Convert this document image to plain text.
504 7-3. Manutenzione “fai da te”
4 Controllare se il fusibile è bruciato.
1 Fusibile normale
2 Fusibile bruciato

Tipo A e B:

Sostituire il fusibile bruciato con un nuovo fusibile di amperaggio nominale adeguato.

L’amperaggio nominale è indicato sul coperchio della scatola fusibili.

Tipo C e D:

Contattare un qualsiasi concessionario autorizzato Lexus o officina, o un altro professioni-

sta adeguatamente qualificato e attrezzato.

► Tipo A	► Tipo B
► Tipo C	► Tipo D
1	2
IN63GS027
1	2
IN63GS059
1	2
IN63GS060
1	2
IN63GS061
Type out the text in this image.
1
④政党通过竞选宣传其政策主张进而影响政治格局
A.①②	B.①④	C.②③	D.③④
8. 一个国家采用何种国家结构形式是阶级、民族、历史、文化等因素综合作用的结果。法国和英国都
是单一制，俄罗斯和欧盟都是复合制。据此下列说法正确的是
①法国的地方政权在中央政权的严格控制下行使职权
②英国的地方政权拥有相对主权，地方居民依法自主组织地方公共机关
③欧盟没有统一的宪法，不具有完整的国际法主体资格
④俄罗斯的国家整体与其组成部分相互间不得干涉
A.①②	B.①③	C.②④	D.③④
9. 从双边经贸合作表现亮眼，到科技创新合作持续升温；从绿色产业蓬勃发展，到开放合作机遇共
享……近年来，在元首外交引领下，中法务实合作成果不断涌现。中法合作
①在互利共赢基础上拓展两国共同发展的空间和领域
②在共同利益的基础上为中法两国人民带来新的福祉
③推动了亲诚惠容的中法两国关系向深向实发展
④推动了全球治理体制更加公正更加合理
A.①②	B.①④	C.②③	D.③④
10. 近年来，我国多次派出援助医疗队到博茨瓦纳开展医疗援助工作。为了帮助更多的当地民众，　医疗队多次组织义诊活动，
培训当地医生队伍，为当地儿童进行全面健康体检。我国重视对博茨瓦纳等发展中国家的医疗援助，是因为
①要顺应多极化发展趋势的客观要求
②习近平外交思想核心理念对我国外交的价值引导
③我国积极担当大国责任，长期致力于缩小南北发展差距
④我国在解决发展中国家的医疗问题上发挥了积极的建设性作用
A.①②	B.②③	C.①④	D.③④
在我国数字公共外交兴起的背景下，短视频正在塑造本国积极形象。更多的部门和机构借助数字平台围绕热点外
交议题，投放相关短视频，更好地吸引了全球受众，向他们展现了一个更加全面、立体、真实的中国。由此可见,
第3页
+ + + + +
DIRECTIVE: Transcribe every entry exactly.

RESPONSE TO THIS EXERCISE:
Convert this document image to plain text.
504 7-3. Manutenzione “fai da te”
4 Controllare se il fusibile è bruciato.
1 Fusibile normale
2 Fusibile bruciato

Tipo A e B:

Sostituire il fusibile bruciato con un nuovo fusibile di amperaggio nominale adeguato.

L’amperaggio nominale è indicato sul coperchio della scatola fusibili.

Tipo C e D:

Contattare un qualsiasi concessionario autorizzato Lexus o officina, o un altro professioni-

sta adeguatamente qualificato e attrezzato.

► Tipo A	► Tipo B
► Tipo C	► Tipo D
1	2
IN63GS027
1	2
IN63GS059
1	2
IN63GS060
1	2
IN63GS061
Type out the text in this image.
1
④政党通过竞选宣传其政策主张进而影响政治格局
A.①②	B.①④	C.②③	D.③④
8. 一个国家采用何种国家结构形式是阶级、民族、历史、文化等因素综合作用的结果。法国和英国都
是单一制，俄罗斯和欧盟都是复合制。据此下列说法正确的是
①法国的地方政权在中央政权的严格控制下行使职权
②英国的地方政权拥有相对主权，地方居民依法自主组织地方公共机关
③欧盟没有统一的宪法，不具有完整的国际法主体资格
④俄罗斯的国家整体与其组成部分相互间不得干涉
A.①②	B.①③	C.②④	D.③④
9. 从双边经贸合作表现亮眼，到科技创新合作持续升温；从绿色产业蓬勃发展，到开放合作机遇共
享……近年来，在元首外交引领下，中法务实合作成果不断涌现。中法合作
①在互利共赢基础上拓展两国共同发展的空间和领域
②在共同利益的基础上为中法两国人民带来新的福祉
③推动了亲诚惠容的中法两国关系向深向实发展
④推动了全球治理体制更加公正更加合理
A.①②	B.①④	C.②③	D.③④
10. 近年来，我国多次派出援助医疗队到博茨瓦纳开展医疗援助工作。为了帮助更多的当地民众，　医疗队多次组织义诊活动，
培训当地医生队伍，为当地儿童进行全面健康体检。我国重视对博茨瓦纳等发展中国家的医疗援助，是因为
①要顺应多极化发展趋势的客观要求
②习近平外交思想核心理念对我国外交的价值引导
③我国积极担当大国责任，长期致力于缩小南北发展差距
④我国在解决发展中国家的医疗问题上发挥了积极的建设性作用
A.①②	B.②③	C.①④	D.③④
在我国数字公共外交兴起的背景下，短视频正在塑造本国积极形象。更多的部门和机构借助数字平台围绕热点外
交议题，投放相关短视频，更好地吸引了全球受众，向他们展现了一个更加全面、立体、真实的中国。由此可见,
第3页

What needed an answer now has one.